__EXERCISE DIRECTIONS__: Reproduce every line, starting at the one that contains "Serialize everything readable" and ending at the last line of the data, exactly as it stands; pictures are omitted.

__EXTRACTED ENTRIES__:

━━━━━━━━━━

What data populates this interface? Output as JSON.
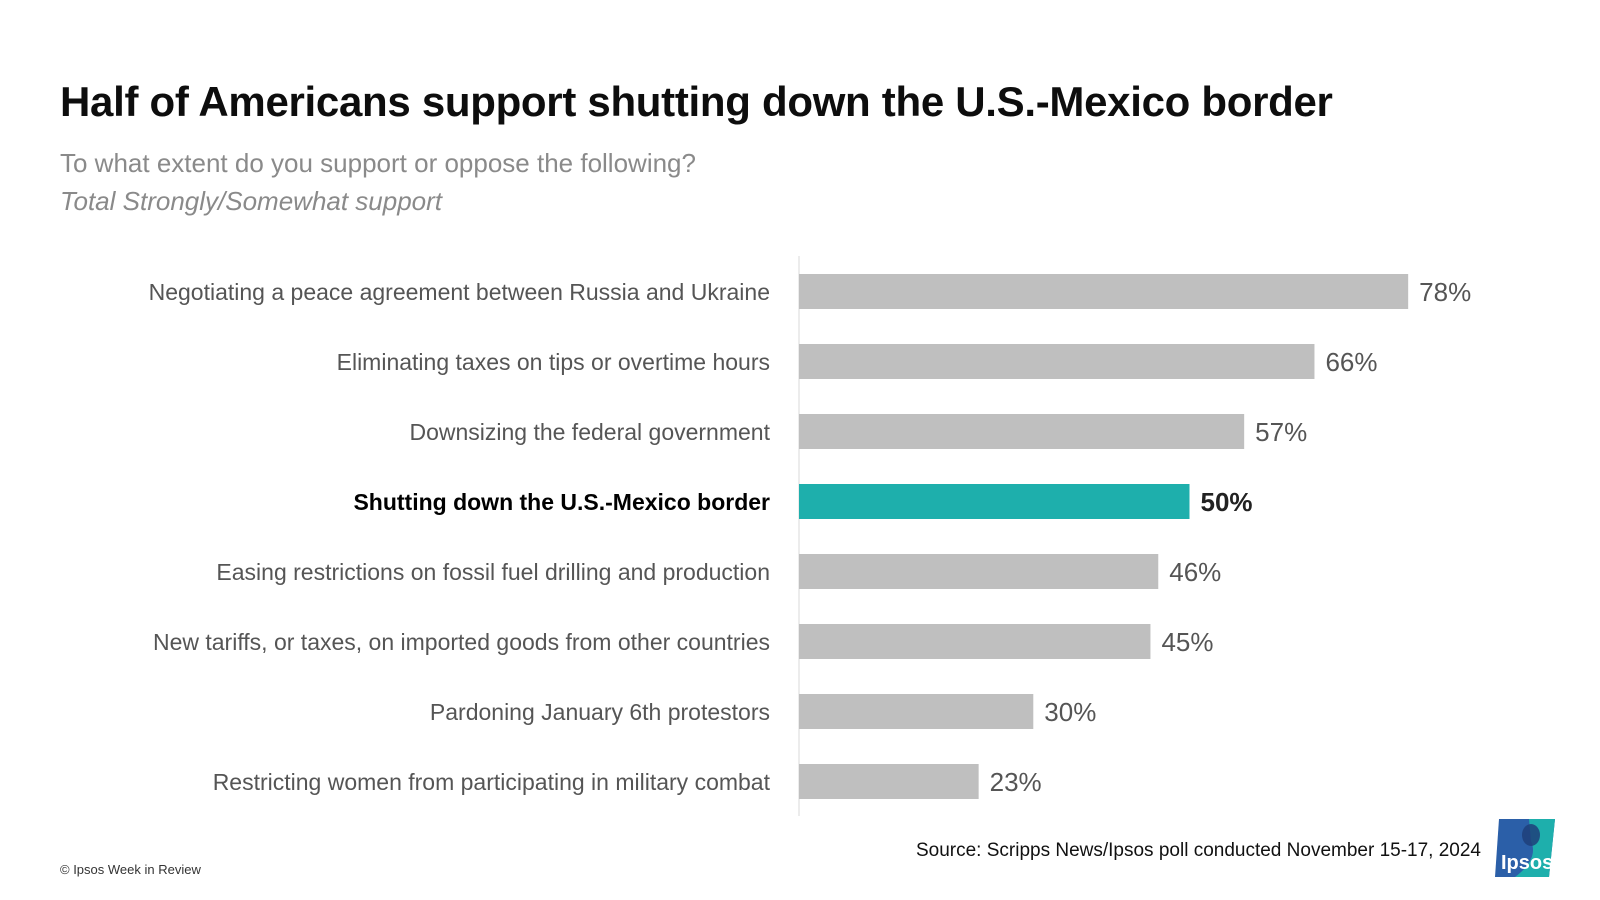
{
  "header": {
    "title": "Half of Americans support shutting down the U.S.-Mexico border",
    "subtitle": "To what extent do you support or oppose the following?",
    "subnote": "Total Strongly/Somewhat support"
  },
  "chart_data": {
    "type": "bar",
    "orientation": "horizontal",
    "categories": [
      "Negotiating a peace agreement between Russia and Ukraine",
      "Eliminating taxes on tips or overtime hours",
      "Downsizing the federal government",
      "Shutting down the U.S.-Mexico border",
      "Easing restrictions on fossil fuel drilling and production",
      "New tariffs, or taxes, on imported goods from other countries",
      "Pardoning January 6th protestors",
      "Restricting women from participating in military combat"
    ],
    "values": [
      78,
      66,
      57,
      50,
      46,
      45,
      30,
      23
    ],
    "value_labels": [
      "78%",
      "66%",
      "57%",
      "50%",
      "46%",
      "45%",
      "30%",
      "23%"
    ],
    "highlight_index": 3,
    "xlim": [
      0,
      100
    ],
    "grid": false,
    "legend": "none",
    "colors": {
      "bar": "#bfbfbf",
      "highlight": "#1eafac",
      "axis": "#d9d9d9"
    }
  },
  "footer": {
    "source": "Source: Scripps News/Ipsos poll conducted November 15-17, 2024",
    "copyright": "© Ipsos Week in Review",
    "logo_text": "Ipsos",
    "logo_color": "#2b5fa8",
    "logo_accent": "#1eafac"
  }
}
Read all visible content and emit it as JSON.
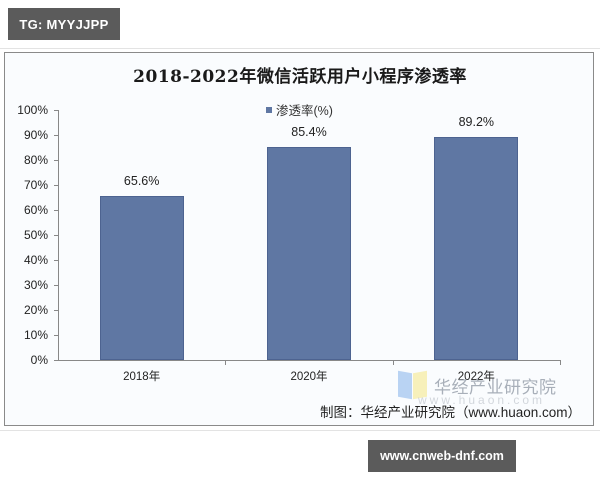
{
  "header_tag": "TG: MYYJJPP",
  "footer_tag": "www.cnweb-dnf.com",
  "watermark": {
    "org": "华经产业研究院",
    "url": "www.huaon.com"
  },
  "source": "制图：华经产业研究院（www.huaon.com）",
  "colors": {
    "bar": "#5f77a3",
    "tag_bg": "#5b5b5b"
  },
  "chart_data": {
    "type": "bar",
    "title": "2018-2022年微信活跃用户小程序渗透率",
    "xlabel": "",
    "ylabel": "",
    "categories": [
      "2018年",
      "2020年",
      "2022年"
    ],
    "series": [
      {
        "name": "渗透率(%)",
        "values": [
          65.6,
          85.4,
          89.2
        ]
      }
    ],
    "value_labels": [
      "65.6%",
      "85.4%",
      "89.2%"
    ],
    "yticks": [
      "0%",
      "10%",
      "20%",
      "30%",
      "40%",
      "50%",
      "60%",
      "70%",
      "80%",
      "90%",
      "100%"
    ],
    "ylim": [
      0,
      100
    ],
    "grid": false,
    "legend_position": "top"
  }
}
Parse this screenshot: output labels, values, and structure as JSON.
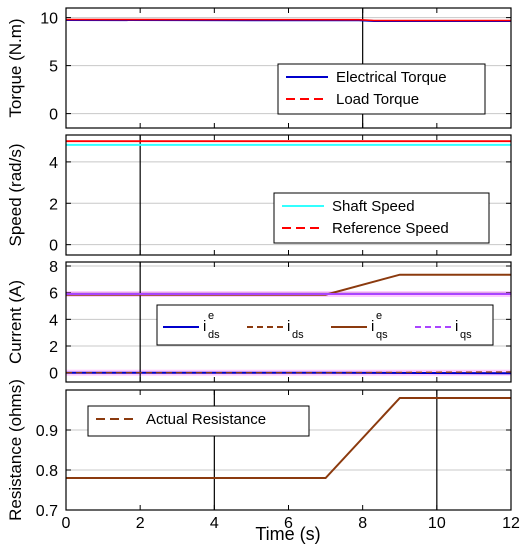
{
  "x_axis": {
    "label": "Time (s)",
    "ticks": [
      "0",
      "2",
      "4",
      "6",
      "8",
      "10",
      "12"
    ]
  },
  "colors": {
    "blue": "#0000cc",
    "red": "#ff0000",
    "cyan": "#33ffff",
    "brown": "#8b3a0e",
    "purple": "#aa44ff",
    "pink": "#ff66ff"
  },
  "chart_data": [
    {
      "type": "line",
      "ylabel": "Torque (N.m)",
      "ylim": [
        -1.5,
        11
      ],
      "yticks": [
        "0",
        "5",
        "10"
      ],
      "xlim": [
        0,
        12
      ],
      "legend_position": "bottom-right",
      "series": [
        {
          "name": "Electrical Torque",
          "x": [
            0,
            7.9,
            8.3,
            12
          ],
          "y": [
            9.75,
            9.72,
            9.65,
            9.65
          ]
        },
        {
          "name": "Load Torque",
          "x": [
            0,
            7.9,
            8.3,
            12
          ],
          "y": [
            9.8,
            9.78,
            9.7,
            9.7
          ]
        }
      ]
    },
    {
      "type": "line",
      "ylabel": "Speed (rad/s)",
      "ylim": [
        -0.5,
        5.3
      ],
      "yticks": [
        "0",
        "2",
        "4"
      ],
      "xlim": [
        0,
        12
      ],
      "legend_position": "bottom-right",
      "series": [
        {
          "name": "Shaft Speed",
          "x": [
            0,
            12
          ],
          "y": [
            4.82,
            4.82
          ]
        },
        {
          "name": "Reference Speed",
          "x": [
            0,
            12
          ],
          "y": [
            5.0,
            5.0
          ]
        }
      ]
    },
    {
      "type": "line",
      "ylabel": "Current (A)",
      "ylim": [
        -0.7,
        8.3
      ],
      "yticks": [
        "0",
        "2",
        "4",
        "6",
        "8"
      ],
      "xlim": [
        0,
        12
      ],
      "legend_position": "center",
      "legend": [
        {
          "main": "i",
          "sup": "e",
          "sub": "ds"
        },
        {
          "main": "i",
          "sup": "",
          "sub": "ds"
        },
        {
          "main": "i",
          "sup": "e",
          "sub": "qs"
        },
        {
          "main": "i",
          "sup": "",
          "sub": "qs"
        }
      ],
      "series": [
        {
          "x": [
            0,
            7,
            12
          ],
          "y": [
            0.0,
            0.0,
            -0.05
          ]
        },
        {
          "x": [
            0,
            7,
            12
          ],
          "y": [
            0.0,
            0.0,
            0.05
          ]
        },
        {
          "x": [
            0,
            7,
            9,
            12
          ],
          "y": [
            5.85,
            5.85,
            7.35,
            7.35
          ]
        },
        {
          "x": [
            0,
            12
          ],
          "y": [
            5.9,
            5.9
          ]
        }
      ]
    },
    {
      "type": "line",
      "ylabel": "Resistance (ohms)",
      "ylim": [
        0.7,
        1.0
      ],
      "yticks": [
        "0.7",
        "0.8",
        "0.9"
      ],
      "xlim": [
        0,
        12
      ],
      "legend_position": "top-left",
      "series": [
        {
          "name": "Actual Resistance",
          "x": [
            0,
            7,
            9,
            12
          ],
          "y": [
            0.78,
            0.78,
            0.98,
            0.98
          ]
        }
      ]
    }
  ]
}
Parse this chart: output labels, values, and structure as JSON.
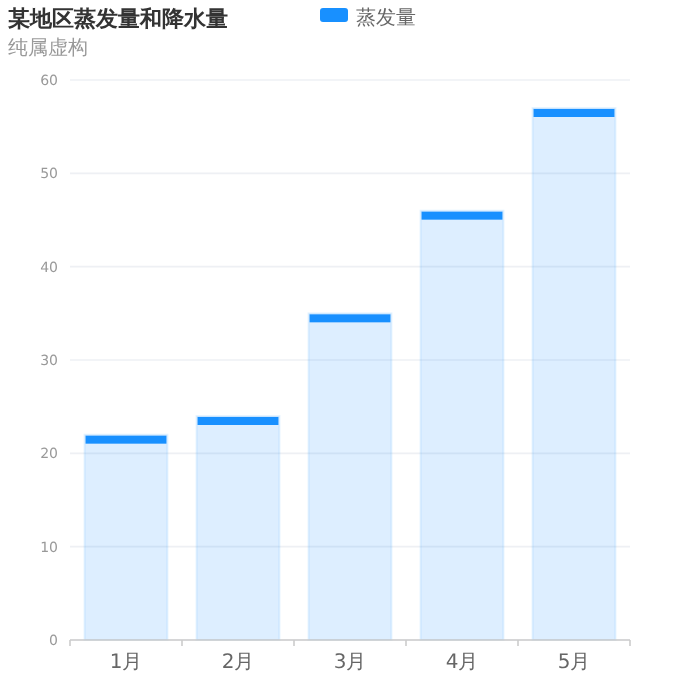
{
  "chart_data": {
    "type": "bar",
    "title": "某地区蒸发量和降水量",
    "subtitle": "纯属虚构",
    "categories": [
      "1月",
      "2月",
      "3月",
      "4月",
      "5月"
    ],
    "series": [
      {
        "name": "蒸发量",
        "color": "#1890ff",
        "values": [
          22,
          24,
          35,
          46,
          57
        ]
      }
    ],
    "ylim": [
      0,
      60
    ],
    "yticks": [
      0,
      10,
      20,
      30,
      40,
      50,
      60
    ],
    "grid": "y",
    "legend": "top"
  }
}
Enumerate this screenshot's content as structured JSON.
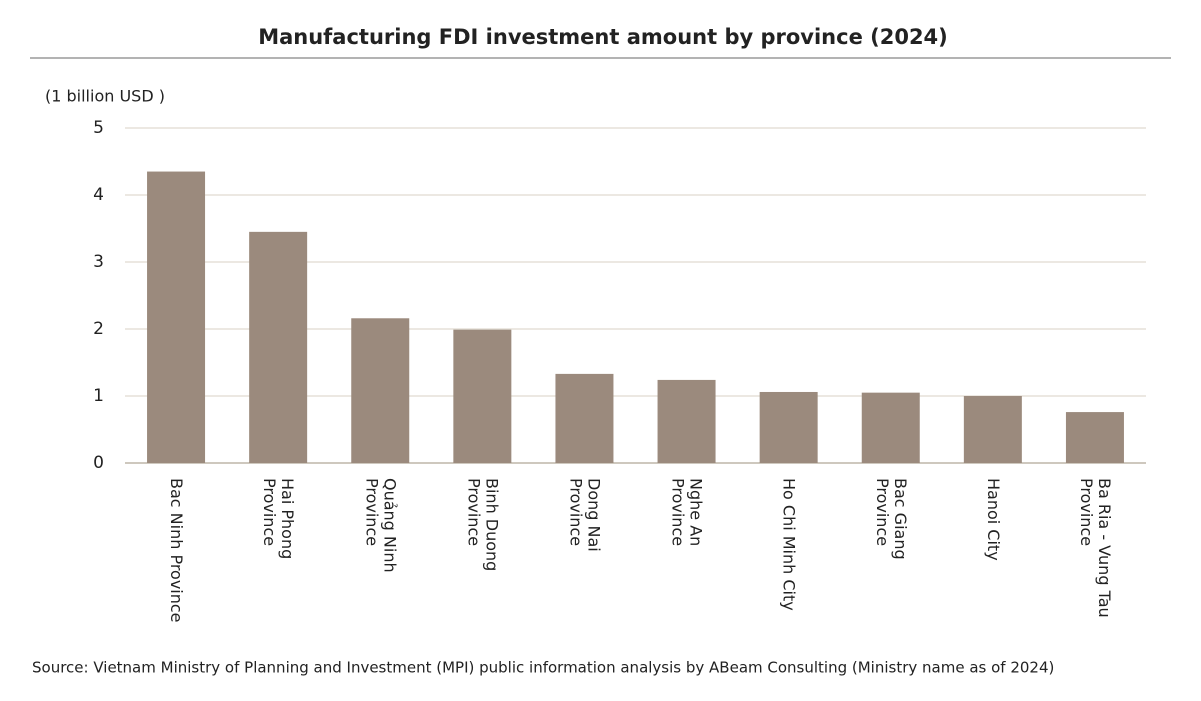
{
  "chart_data": {
    "type": "bar",
    "title": "Manufacturing  FDI  investment amount by province  (2024)",
    "y_axis_label": "(1 billion USD  )",
    "source": "Source: Vietnam Ministry of Planning and Investment (MPI) public information analysis by ABeam Consulting (Ministry name as of 2024)",
    "categories": [
      [
        "Bac Ninh Province"
      ],
      [
        "Hai Phong",
        "Province"
      ],
      [
        "Quảng Ninh",
        "Province"
      ],
      [
        "Binh Duong",
        "Province"
      ],
      [
        "Dong Nai",
        "Province"
      ],
      [
        "Nghe An",
        "Province"
      ],
      [
        "Ho Chi Minh City"
      ],
      [
        "Bac Giang",
        "Province"
      ],
      [
        "Hanoi City"
      ],
      [
        "Ba Ria - Vung Tau",
        "Province"
      ]
    ],
    "values": [
      4.35,
      3.45,
      2.16,
      1.99,
      1.33,
      1.24,
      1.06,
      1.05,
      1.0,
      0.76
    ],
    "color": "#9b8a7d",
    "ylim": [
      0,
      5
    ],
    "yticks": [
      0,
      1,
      2,
      3,
      4,
      5
    ],
    "grid": true
  }
}
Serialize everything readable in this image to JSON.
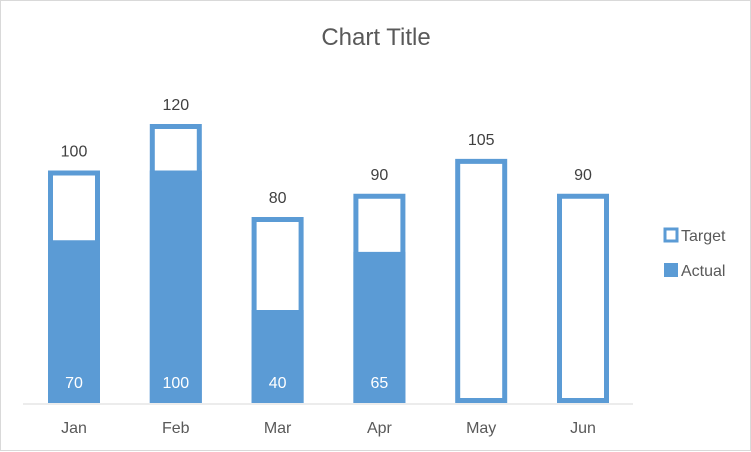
{
  "chart_data": {
    "type": "bar",
    "title": "Chart Title",
    "xlabel": "",
    "ylabel": "",
    "categories": [
      "Jan",
      "Feb",
      "Mar",
      "Apr",
      "May",
      "Jun"
    ],
    "series": [
      {
        "name": "Target",
        "values": [
          100,
          120,
          80,
          90,
          105,
          90
        ],
        "style": "outline"
      },
      {
        "name": "Actual",
        "values": [
          70,
          100,
          40,
          65,
          null,
          null
        ],
        "style": "filled"
      }
    ],
    "ylim": [
      0,
      120
    ],
    "grid": false,
    "legend": "right",
    "colors": {
      "primary": "#5b9bd5",
      "text": "#595959"
    }
  }
}
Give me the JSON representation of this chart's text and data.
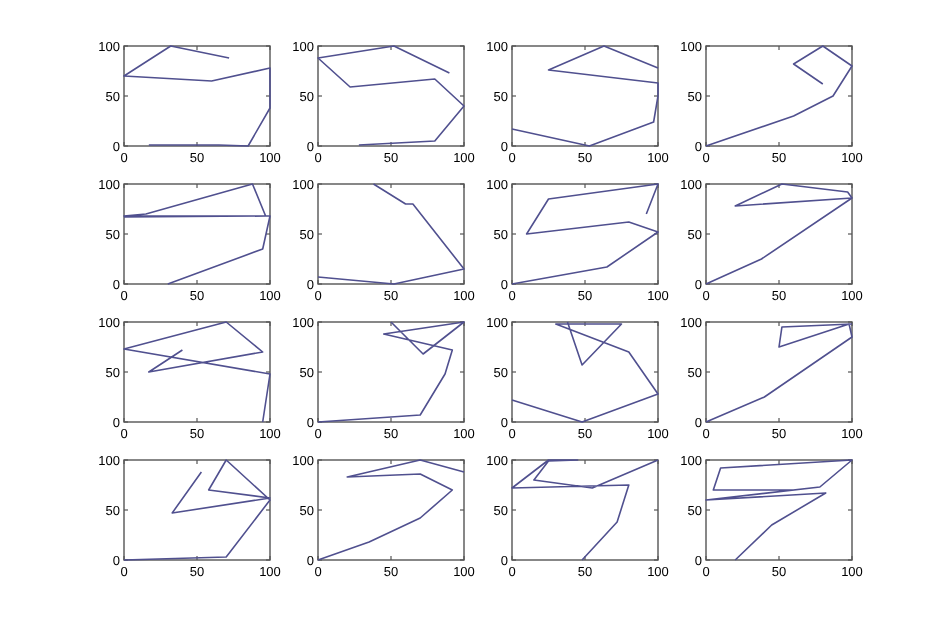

━━━━━━━━━━

__SOLUTION BELOW__:
Serialize everything readable in this image to JSON.
{
  "chart_data": {
    "type": "bar",
    "title": "Chart Title",
    "xlabel": "",
    "ylabel": "",
    "categories": [
      "Jan",
      "Feb",
      "Mar",
      "Apr",
      "May",
      "Jun"
    ],
    "series": [
      {
        "name": "Target",
        "values": [
          100,
          120,
          80,
          90,
          105,
          90
        ],
        "style": "outline"
      },
      {
        "name": "Actual",
        "values": [
          70,
          100,
          40,
          65,
          null,
          null
        ],
        "style": "filled"
      }
    ],
    "ylim": [
      0,
      120
    ],
    "grid": false,
    "legend": "right",
    "colors": {
      "primary": "#5b9bd5",
      "text": "#595959"
    }
  }
}
Give me the JSON representation of this chart's text and data.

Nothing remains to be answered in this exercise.